**Supplied data:**
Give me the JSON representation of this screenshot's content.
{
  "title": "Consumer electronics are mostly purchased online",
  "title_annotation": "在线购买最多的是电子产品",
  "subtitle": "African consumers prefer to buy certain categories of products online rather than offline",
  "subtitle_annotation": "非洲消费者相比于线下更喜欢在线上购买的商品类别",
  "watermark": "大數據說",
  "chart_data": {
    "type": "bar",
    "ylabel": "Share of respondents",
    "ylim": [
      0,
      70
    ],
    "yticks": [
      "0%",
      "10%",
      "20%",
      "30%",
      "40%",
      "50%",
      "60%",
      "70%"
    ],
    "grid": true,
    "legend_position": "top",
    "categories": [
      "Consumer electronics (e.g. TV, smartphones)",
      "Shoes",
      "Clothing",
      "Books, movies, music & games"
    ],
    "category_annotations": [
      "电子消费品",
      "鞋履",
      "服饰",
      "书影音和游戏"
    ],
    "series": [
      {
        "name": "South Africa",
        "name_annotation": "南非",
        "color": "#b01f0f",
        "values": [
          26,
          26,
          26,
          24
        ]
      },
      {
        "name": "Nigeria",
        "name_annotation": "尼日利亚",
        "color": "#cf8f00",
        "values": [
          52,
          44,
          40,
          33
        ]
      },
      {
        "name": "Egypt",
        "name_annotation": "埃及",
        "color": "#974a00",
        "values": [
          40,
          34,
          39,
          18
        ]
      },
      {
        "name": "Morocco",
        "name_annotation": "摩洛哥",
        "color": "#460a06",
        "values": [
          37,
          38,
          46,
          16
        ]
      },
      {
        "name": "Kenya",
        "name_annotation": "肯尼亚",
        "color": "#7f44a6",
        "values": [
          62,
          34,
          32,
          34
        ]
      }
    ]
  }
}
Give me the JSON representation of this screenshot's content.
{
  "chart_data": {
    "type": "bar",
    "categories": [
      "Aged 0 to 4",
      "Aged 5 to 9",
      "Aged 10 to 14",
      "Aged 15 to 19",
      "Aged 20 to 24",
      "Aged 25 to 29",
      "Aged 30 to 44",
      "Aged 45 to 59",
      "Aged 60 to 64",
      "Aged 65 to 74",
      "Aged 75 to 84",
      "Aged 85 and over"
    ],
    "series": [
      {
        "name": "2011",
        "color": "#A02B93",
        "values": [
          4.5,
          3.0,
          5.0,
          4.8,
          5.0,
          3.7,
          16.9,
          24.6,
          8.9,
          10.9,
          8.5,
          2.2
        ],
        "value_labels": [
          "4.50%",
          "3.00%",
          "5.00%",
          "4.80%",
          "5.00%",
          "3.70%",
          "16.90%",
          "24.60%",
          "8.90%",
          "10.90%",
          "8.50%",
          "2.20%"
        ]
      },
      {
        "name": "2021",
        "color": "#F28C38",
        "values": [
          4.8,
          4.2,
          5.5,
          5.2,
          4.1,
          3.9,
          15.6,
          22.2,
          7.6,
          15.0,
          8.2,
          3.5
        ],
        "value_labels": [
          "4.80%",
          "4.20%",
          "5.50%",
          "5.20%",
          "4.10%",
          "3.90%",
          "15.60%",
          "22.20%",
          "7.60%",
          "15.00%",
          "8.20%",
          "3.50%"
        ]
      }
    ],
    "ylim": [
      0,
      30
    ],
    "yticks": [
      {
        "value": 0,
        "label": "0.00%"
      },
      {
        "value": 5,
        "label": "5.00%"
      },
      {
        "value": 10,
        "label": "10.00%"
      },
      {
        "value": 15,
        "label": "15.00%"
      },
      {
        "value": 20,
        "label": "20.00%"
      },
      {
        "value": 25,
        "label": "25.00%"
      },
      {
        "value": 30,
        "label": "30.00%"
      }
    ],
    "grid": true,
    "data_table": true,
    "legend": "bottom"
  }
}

**Directions:** Filter the records above for "color" and copy every matching line.

**Response:**
        "color": "#b01f0f",
        "color": "#cf8f00",
        "color": "#974a00",
        "color": "#460a06",
        "color": "#7f44a6",
        "color": "#A02B93",
        "color": "#F28C38",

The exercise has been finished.